## Data
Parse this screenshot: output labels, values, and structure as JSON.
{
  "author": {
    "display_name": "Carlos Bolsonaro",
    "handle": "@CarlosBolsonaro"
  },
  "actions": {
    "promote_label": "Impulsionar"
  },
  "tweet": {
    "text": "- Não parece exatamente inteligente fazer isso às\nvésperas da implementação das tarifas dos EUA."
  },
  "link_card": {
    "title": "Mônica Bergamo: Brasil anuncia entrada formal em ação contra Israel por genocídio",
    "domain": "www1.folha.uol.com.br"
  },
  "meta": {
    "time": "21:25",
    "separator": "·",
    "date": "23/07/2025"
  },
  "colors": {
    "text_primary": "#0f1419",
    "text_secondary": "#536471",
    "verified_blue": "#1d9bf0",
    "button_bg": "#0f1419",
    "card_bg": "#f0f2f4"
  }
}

## Given instruction
Repeat the lines above exactly.

## Answer for the task
Parse this screenshot: output labels, values, and structure as JSON.
{
  "author": {
    "display_name": "Carlos Bolsonaro",
    "handle": "@CarlosBolsonaro"
  },
  "actions": {
    "promote_label": "Impulsionar"
  },
  "tweet": {
    "text": "- Não parece exatamente inteligente fazer isso às\nvésperas da implementação das tarifas dos EUA."
  },
  "link_card": {
    "title": "Mônica Bergamo: Brasil anuncia entrada formal em ação contra Israel por genocídio",
    "domain": "www1.folha.uol.com.br"
  },
  "meta": {
    "time": "21:25",
    "separator": "·",
    "date": "23/07/2025"
  },
  "colors": {
    "text_primary": "#0f1419",
    "text_secondary": "#536471",
    "verified_blue": "#1d9bf0",
    "button_bg": "#0f1419",
    "card_bg": "#f0f2f4"
  }
}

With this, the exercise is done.